(Records from a collection)
:::::
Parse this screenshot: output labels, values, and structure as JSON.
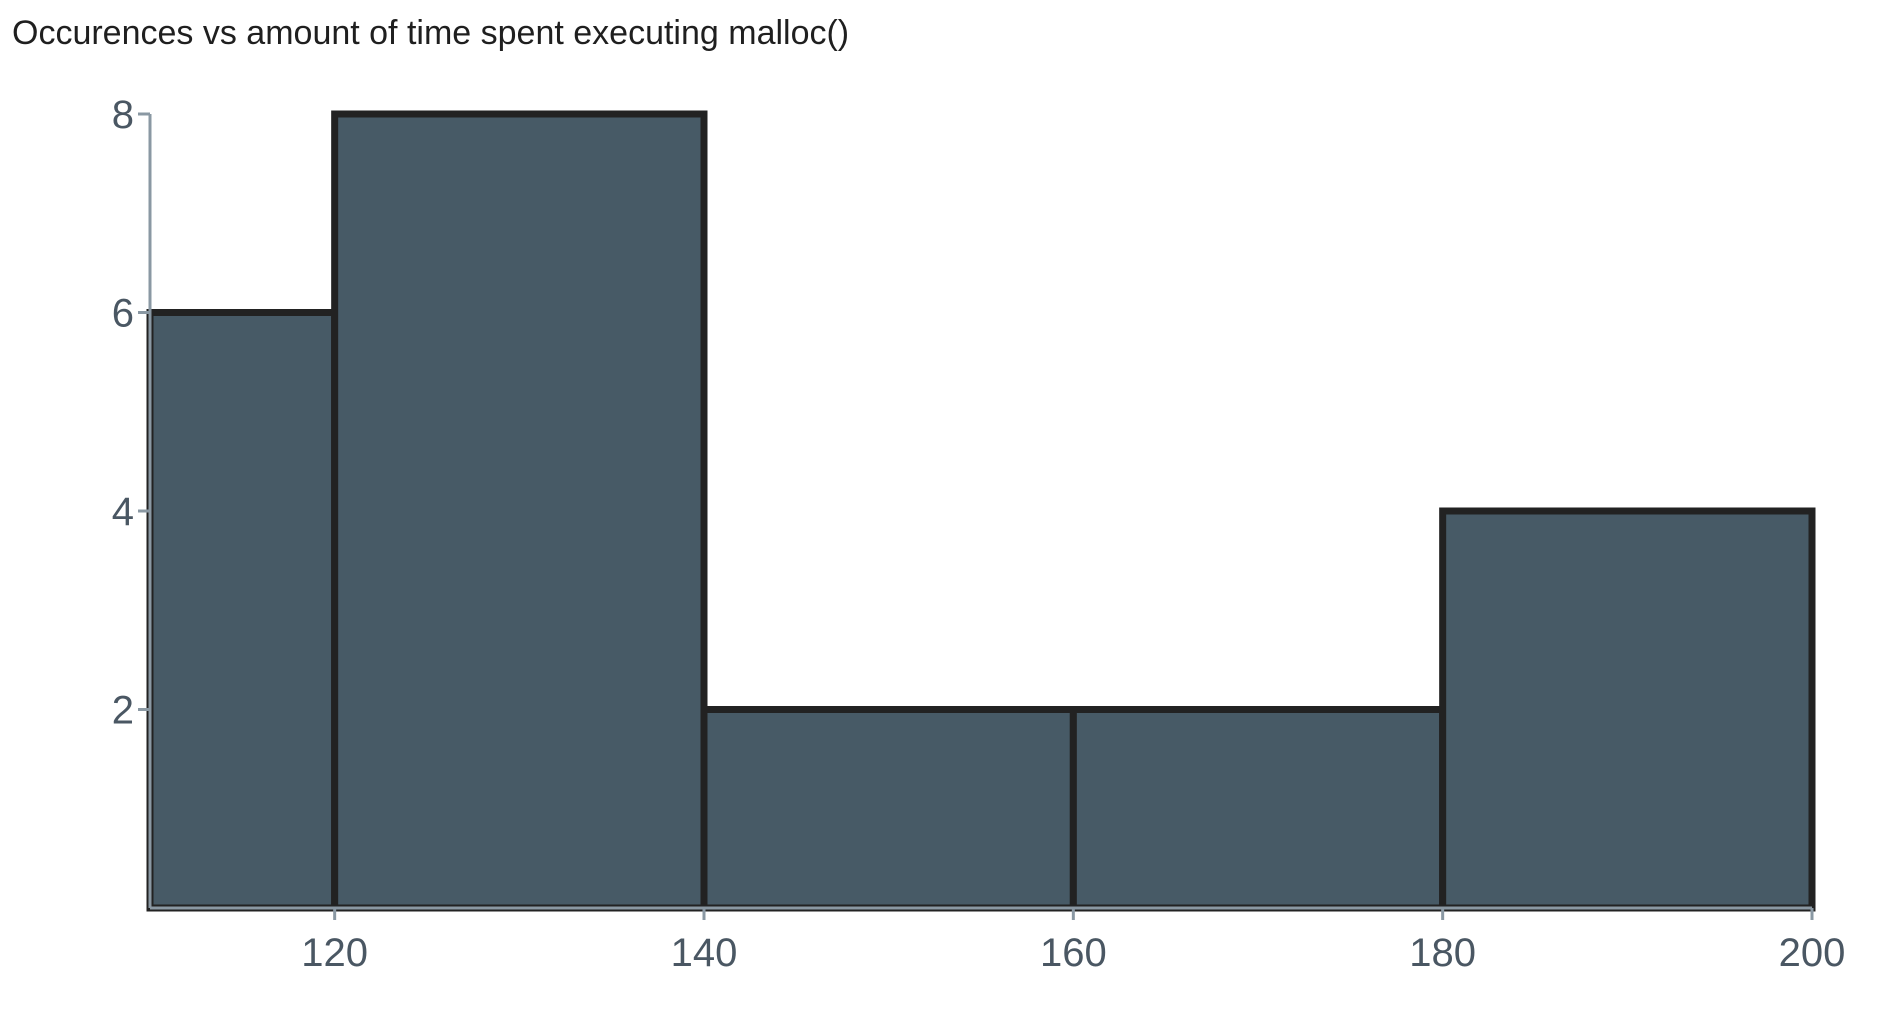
{
  "chart_data": {
    "type": "bar",
    "title": "Occurences vs amount of time spent executing malloc()",
    "xlabel": "",
    "ylabel": "",
    "bins": [
      {
        "x0": 110,
        "x1": 120,
        "value": 6
      },
      {
        "x0": 120,
        "x1": 140,
        "value": 8
      },
      {
        "x0": 140,
        "x1": 160,
        "value": 2
      },
      {
        "x0": 160,
        "x1": 180,
        "value": 2
      },
      {
        "x0": 180,
        "x1": 200,
        "value": 4
      }
    ],
    "xlim": [
      110,
      200
    ],
    "ylim": [
      0,
      8
    ],
    "x_ticks": [
      120,
      140,
      160,
      180,
      200
    ],
    "y_ticks": [
      2,
      4,
      6,
      8
    ],
    "grid": false,
    "colors": {
      "bar_fill": "#475a66",
      "bar_stroke": "#222222",
      "axis": "#8a98a3",
      "tick_text": "#4a5763",
      "title_text": "#1f1f1f"
    }
  }
}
:::::
Stated goal:
Restate the data above word for word. Do not include the images.

Completed task:
Parse this screenshot: output labels, values, and structure as JSON.
{
  "chart_data": {
    "type": "bar",
    "title": "Occurences vs amount of time spent executing malloc()",
    "xlabel": "",
    "ylabel": "",
    "bins": [
      {
        "x0": 110,
        "x1": 120,
        "value": 6
      },
      {
        "x0": 120,
        "x1": 140,
        "value": 8
      },
      {
        "x0": 140,
        "x1": 160,
        "value": 2
      },
      {
        "x0": 160,
        "x1": 180,
        "value": 2
      },
      {
        "x0": 180,
        "x1": 200,
        "value": 4
      }
    ],
    "xlim": [
      110,
      200
    ],
    "ylim": [
      0,
      8
    ],
    "x_ticks": [
      120,
      140,
      160,
      180,
      200
    ],
    "y_ticks": [
      2,
      4,
      6,
      8
    ],
    "grid": false,
    "colors": {
      "bar_fill": "#475a66",
      "bar_stroke": "#222222",
      "axis": "#8a98a3",
      "tick_text": "#4a5763",
      "title_text": "#1f1f1f"
    }
  }
}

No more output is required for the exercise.